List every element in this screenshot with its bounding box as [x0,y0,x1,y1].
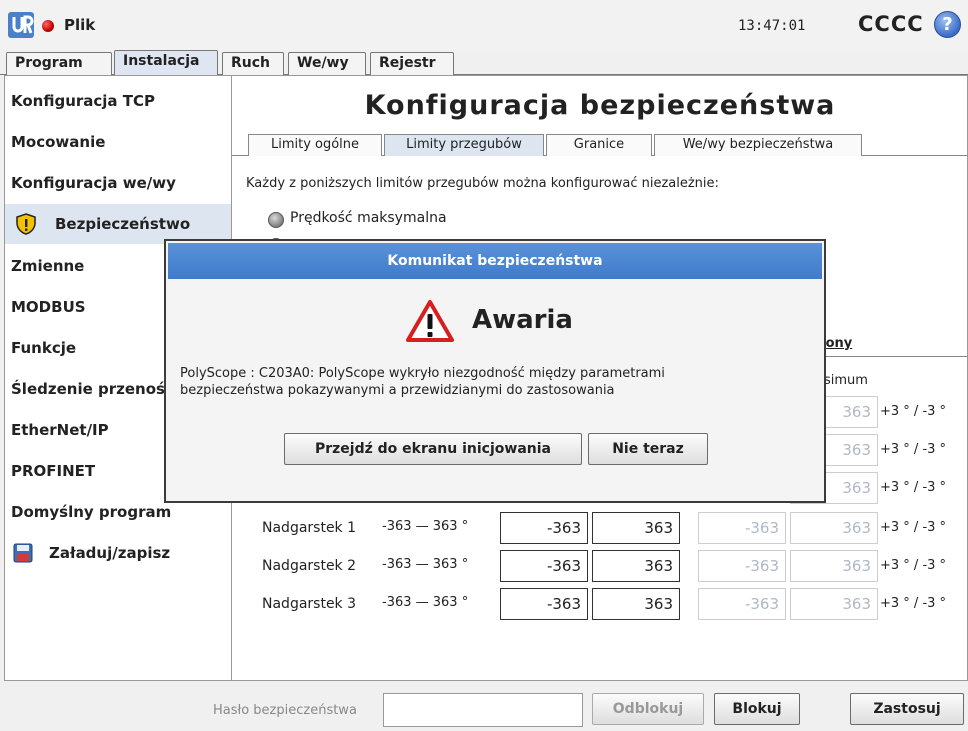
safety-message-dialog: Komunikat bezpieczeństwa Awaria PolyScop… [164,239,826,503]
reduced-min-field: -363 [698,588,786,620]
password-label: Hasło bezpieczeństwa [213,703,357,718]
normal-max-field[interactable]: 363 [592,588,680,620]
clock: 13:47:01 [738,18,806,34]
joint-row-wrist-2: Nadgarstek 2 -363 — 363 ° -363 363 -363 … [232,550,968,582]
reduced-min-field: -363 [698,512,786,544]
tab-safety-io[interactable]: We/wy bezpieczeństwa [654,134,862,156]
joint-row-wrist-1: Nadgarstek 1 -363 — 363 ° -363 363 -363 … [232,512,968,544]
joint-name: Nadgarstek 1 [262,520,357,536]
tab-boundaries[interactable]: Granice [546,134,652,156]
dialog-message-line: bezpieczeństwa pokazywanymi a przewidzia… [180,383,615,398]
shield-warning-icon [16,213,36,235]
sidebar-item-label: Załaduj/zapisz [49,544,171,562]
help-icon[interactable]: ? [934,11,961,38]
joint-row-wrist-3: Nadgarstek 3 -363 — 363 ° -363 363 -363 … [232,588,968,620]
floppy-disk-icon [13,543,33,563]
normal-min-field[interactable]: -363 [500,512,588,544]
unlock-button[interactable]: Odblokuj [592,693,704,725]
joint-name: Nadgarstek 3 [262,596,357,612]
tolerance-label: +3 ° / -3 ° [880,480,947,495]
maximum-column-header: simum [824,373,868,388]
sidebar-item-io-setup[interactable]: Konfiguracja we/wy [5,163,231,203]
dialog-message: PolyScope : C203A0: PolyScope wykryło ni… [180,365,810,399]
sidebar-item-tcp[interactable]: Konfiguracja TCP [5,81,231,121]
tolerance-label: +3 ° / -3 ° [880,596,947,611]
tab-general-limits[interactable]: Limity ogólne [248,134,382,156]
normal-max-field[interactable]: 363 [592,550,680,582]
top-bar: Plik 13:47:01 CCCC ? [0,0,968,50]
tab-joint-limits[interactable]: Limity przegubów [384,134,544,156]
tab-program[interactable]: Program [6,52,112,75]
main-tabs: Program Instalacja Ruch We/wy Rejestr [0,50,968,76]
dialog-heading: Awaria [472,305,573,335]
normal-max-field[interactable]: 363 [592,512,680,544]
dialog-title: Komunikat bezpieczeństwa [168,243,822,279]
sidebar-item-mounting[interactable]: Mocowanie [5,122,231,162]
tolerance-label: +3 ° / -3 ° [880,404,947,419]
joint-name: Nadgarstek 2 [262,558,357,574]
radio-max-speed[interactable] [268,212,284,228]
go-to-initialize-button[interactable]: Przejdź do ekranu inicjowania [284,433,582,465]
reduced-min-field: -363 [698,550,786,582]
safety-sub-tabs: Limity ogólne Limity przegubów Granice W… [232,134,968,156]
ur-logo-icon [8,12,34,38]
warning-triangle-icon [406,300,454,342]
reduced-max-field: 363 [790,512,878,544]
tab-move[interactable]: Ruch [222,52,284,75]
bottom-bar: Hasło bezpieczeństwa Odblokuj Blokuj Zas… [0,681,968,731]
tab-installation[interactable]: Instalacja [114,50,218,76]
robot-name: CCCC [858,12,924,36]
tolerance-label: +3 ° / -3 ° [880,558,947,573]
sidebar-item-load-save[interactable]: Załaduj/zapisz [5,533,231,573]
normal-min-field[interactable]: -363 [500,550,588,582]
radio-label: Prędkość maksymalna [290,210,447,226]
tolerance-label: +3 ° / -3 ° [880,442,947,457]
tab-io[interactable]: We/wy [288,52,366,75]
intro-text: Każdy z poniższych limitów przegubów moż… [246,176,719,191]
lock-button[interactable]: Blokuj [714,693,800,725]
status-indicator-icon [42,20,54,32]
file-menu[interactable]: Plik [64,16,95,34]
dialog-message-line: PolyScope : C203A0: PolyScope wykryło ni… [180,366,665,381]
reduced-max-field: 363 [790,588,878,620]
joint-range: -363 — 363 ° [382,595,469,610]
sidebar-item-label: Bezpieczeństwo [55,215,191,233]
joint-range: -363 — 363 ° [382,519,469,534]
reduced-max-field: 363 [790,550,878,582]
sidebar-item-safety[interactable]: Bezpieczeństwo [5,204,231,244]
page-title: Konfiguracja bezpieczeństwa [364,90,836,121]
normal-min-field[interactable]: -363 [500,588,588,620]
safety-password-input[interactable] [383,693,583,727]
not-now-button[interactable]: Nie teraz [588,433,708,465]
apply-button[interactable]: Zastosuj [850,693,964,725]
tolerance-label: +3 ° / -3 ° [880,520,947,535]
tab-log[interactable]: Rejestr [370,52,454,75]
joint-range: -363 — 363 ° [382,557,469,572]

:: INSTRUCTIONS TO FOLLOW ::
Format every line of the records as a numbered list, leaving out blank lines and pictures.

:: TASK SOLUTION ::
1. List every element in this screenshot with its bounding box as [x0,y0,x1,y1].
2. safety-message-dialog: Komunikat bezpieczeństwa Awaria PolyScop… [164,239,826,503]
3. reduced-min-field: -363 [698,588,786,620]
4. password-label: Hasło bezpieczeństwa [213,703,357,718]
5. normal-max-field[interactable]: 363 [592,588,680,620]
6. clock: 13:47:01 [738,18,806,34]
7. joint-row-wrist-2: Nadgarstek 2 -363 — 363 ° -363 363 -363 … [232,550,968,582]
8. reduced-min-field: -363 [698,512,786,544]
9. tab-safety-io[interactable]: We/wy bezpieczeństwa [654,134,862,156]
10. joint-row-wrist-1: Nadgarstek 1 -363 — 363 ° -363 363 -363 … [232,512,968,544]
11. joint-name: Nadgarstek 1 [262,520,357,536]
12. tab-boundaries[interactable]: Granice [546,134,652,156]
13. dialog-message-line: bezpieczeństwa pokazywanymi a przewidzia… [180,383,615,398]
14. shield-warning-icon [16,213,36,235]
15. sidebar-item-label: Załaduj/zapisz [49,544,171,562]
16. help-icon[interactable]: ? [934,11,961,38]
17. joint-row-wrist-3: Nadgarstek 3 -363 — 363 ° -363 363 -363 … [232,588,968,620]
18. floppy-disk-icon [13,543,33,563]
19. normal-min-field[interactable]: -363 [500,512,588,544]
20. unlock-button[interactable]: Odblokuj [592,693,704,725]
21. joint-name: Nadgarstek 3 [262,596,357,612]
22. tolerance-label: +3 ° / -3 ° [880,480,947,495]
23. maximum-column-header: simum [824,373,868,388]
24. sidebar-item-io-setup[interactable]: Konfiguracja we/wy [5,163,231,203]
25. dialog-message: PolyScope : C203A0: PolyScope wykryło ni… [180,365,810,399]
26. sidebar-item-tcp[interactable]: Konfiguracja TCP [5,81,231,121]
27. tolerance-label: +3 ° / -3 ° [880,596,947,611]
28. tab-general-limits[interactable]: Limity ogólne [248,134,382,156]
29. normal-max-field[interactable]: 363 [592,550,680,582]
30. top-bar: Plik 13:47:01 CCCC ? [0,0,968,50]
31. tab-joint-limits[interactable]: Limity przegubów [384,134,544,156]
32. tab-program[interactable]: Program [6,52,112,75]
33. main-tabs: Program Instalacja Ruch We/wy Rejestr [0,50,968,76]
34. dialog-heading: Awaria [472,305,573,335]
35. normal-max-field[interactable]: 363 [592,512,680,544]
36. dialog-title: Komunikat bezpieczeństwa [168,243,822,279]
37. sidebar-item-mounting[interactable]: Mocowanie [5,122,231,162]
38. tolerance-label: +3 ° / -3 ° [880,404,947,419]
39. joint-name: Nadgarstek 2 [262,558,357,574]
40. radio-max-speed[interactable] [268,212,284,228]
41. go-to-initialize-button[interactable]: Przejdź do ekranu inicjowania [284,433,582,465]
42. reduced-min-field: -363 [698,550,786,582]
43. safety-sub-tabs: Limity ogólne Limity przegubów Granice W… [232,134,968,156]
44. ur-logo-icon [8,12,34,38]
45. warning-triangle-icon [406,300,454,342]
46. reduced-max-field: 363 [790,512,878,544]
47. tab-move[interactable]: Ruch [222,52,284,75]
48. bottom-bar: Hasło bezpieczeństwa Odblokuj Blokuj Zas… [0,681,968,731]
49. tab-installation[interactable]: Instalacja [114,50,218,76]
50. robot-name: CCCC [858,12,924,36]
51. tolerance-label: +3 ° / -3 ° [880,558,947,573]
52. sidebar-item-load-save[interactable]: Załaduj/zapisz [5,533,231,573]
53. normal-min-field[interactable]: -363 [500,550,588,582]
54. radio-label: Prędkość maksymalna [290,210,447,226]
55. tolerance-label: +3 ° / -3 ° [880,442,947,457]
56. tab-io[interactable]: We/wy [288,52,366,75]
57. intro-text: Każdy z poniższych limitów przegubów moż… [246,176,719,191]
58. lock-button[interactable]: Blokuj [714,693,800,725]
59. status-indicator-icon [42,20,54,32]
60. file-menu[interactable]: Plik [64,16,95,34]
61. dialog-message-line: PolyScope : C203A0: PolyScope wykryło ni… [180,366,665,381]
62. reduced-max-field: 363 [790,588,878,620]
63. joint-range: -363 — 363 ° [382,595,469,610]
64. sidebar-item-label: Bezpieczeństwo [55,215,191,233]
65. joint-range: -363 — 363 ° [382,519,469,534]
66. reduced-max-field: 363 [790,550,878,582]
67. sidebar-item-safety[interactable]: Bezpieczeństwo [5,204,231,244]
68. page-title: Konfiguracja bezpieczeństwa [364,90,836,121]
69. normal-min-field[interactable]: -363 [500,588,588,620]
70. safety-password-input[interactable] [383,693,583,727]
71. not-now-button[interactable]: Nie teraz [588,433,708,465]
72. apply-button[interactable]: Zastosuj [850,693,964,725]
73. tolerance-label: +3 ° / -3 ° [880,520,947,535]
74. tab-log[interactable]: Rejestr [370,52,454,75]
75. joint-range: -363 — 363 ° [382,557,469,572]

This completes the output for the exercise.